*** PROVIDED INFORMATION ***

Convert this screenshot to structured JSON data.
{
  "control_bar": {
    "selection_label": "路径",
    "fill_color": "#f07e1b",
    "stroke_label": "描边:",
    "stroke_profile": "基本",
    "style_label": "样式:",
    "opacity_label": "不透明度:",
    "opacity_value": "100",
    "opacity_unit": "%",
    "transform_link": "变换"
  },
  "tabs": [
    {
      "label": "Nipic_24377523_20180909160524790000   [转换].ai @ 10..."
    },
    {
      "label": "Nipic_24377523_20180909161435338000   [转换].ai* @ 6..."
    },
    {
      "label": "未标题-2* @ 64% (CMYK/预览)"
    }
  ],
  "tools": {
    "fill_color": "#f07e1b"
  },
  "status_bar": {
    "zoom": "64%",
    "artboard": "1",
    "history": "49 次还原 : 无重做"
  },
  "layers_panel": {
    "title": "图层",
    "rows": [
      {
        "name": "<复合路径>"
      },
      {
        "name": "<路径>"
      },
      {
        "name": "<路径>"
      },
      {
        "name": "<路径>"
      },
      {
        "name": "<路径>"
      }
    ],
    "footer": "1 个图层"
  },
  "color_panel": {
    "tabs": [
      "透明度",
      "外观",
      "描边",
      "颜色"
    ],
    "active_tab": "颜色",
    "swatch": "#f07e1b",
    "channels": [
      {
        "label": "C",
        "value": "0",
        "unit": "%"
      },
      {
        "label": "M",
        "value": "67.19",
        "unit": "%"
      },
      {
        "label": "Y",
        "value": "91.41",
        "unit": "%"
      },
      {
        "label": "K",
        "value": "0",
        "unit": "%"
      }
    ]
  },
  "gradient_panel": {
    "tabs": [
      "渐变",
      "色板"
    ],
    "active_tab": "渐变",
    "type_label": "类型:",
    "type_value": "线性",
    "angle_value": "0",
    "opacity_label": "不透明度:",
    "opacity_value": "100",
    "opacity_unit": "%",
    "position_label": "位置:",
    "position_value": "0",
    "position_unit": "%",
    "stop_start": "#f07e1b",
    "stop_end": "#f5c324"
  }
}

***

## WRITTEN REQUEST
Extract all the entries word for word.

## REPLY TO THE TASK
Convert this screenshot to structured JSON data.
{
  "control_bar": {
    "selection_label": "路径",
    "fill_color": "#f07e1b",
    "stroke_label": "描边:",
    "stroke_profile": "基本",
    "style_label": "样式:",
    "opacity_label": "不透明度:",
    "opacity_value": "100",
    "opacity_unit": "%",
    "transform_link": "变换"
  },
  "tabs": [
    {
      "label": "Nipic_24377523_20180909160524790000   [转换].ai @ 10..."
    },
    {
      "label": "Nipic_24377523_20180909161435338000   [转换].ai* @ 6..."
    },
    {
      "label": "未标题-2* @ 64% (CMYK/预览)"
    }
  ],
  "tools": {
    "fill_color": "#f07e1b"
  },
  "status_bar": {
    "zoom": "64%",
    "artboard": "1",
    "history": "49 次还原 : 无重做"
  },
  "layers_panel": {
    "title": "图层",
    "rows": [
      {
        "name": "<复合路径>"
      },
      {
        "name": "<路径>"
      },
      {
        "name": "<路径>"
      },
      {
        "name": "<路径>"
      },
      {
        "name": "<路径>"
      }
    ],
    "footer": "1 个图层"
  },
  "color_panel": {
    "tabs": [
      "透明度",
      "外观",
      "描边",
      "颜色"
    ],
    "active_tab": "颜色",
    "swatch": "#f07e1b",
    "channels": [
      {
        "label": "C",
        "value": "0",
        "unit": "%"
      },
      {
        "label": "M",
        "value": "67.19",
        "unit": "%"
      },
      {
        "label": "Y",
        "value": "91.41",
        "unit": "%"
      },
      {
        "label": "K",
        "value": "0",
        "unit": "%"
      }
    ]
  },
  "gradient_panel": {
    "tabs": [
      "渐变",
      "色板"
    ],
    "active_tab": "渐变",
    "type_label": "类型:",
    "type_value": "线性",
    "angle_value": "0",
    "opacity_label": "不透明度:",
    "opacity_value": "100",
    "opacity_unit": "%",
    "position_label": "位置:",
    "position_value": "0",
    "position_unit": "%",
    "stop_start": "#f07e1b",
    "stop_end": "#f5c324"
  }
}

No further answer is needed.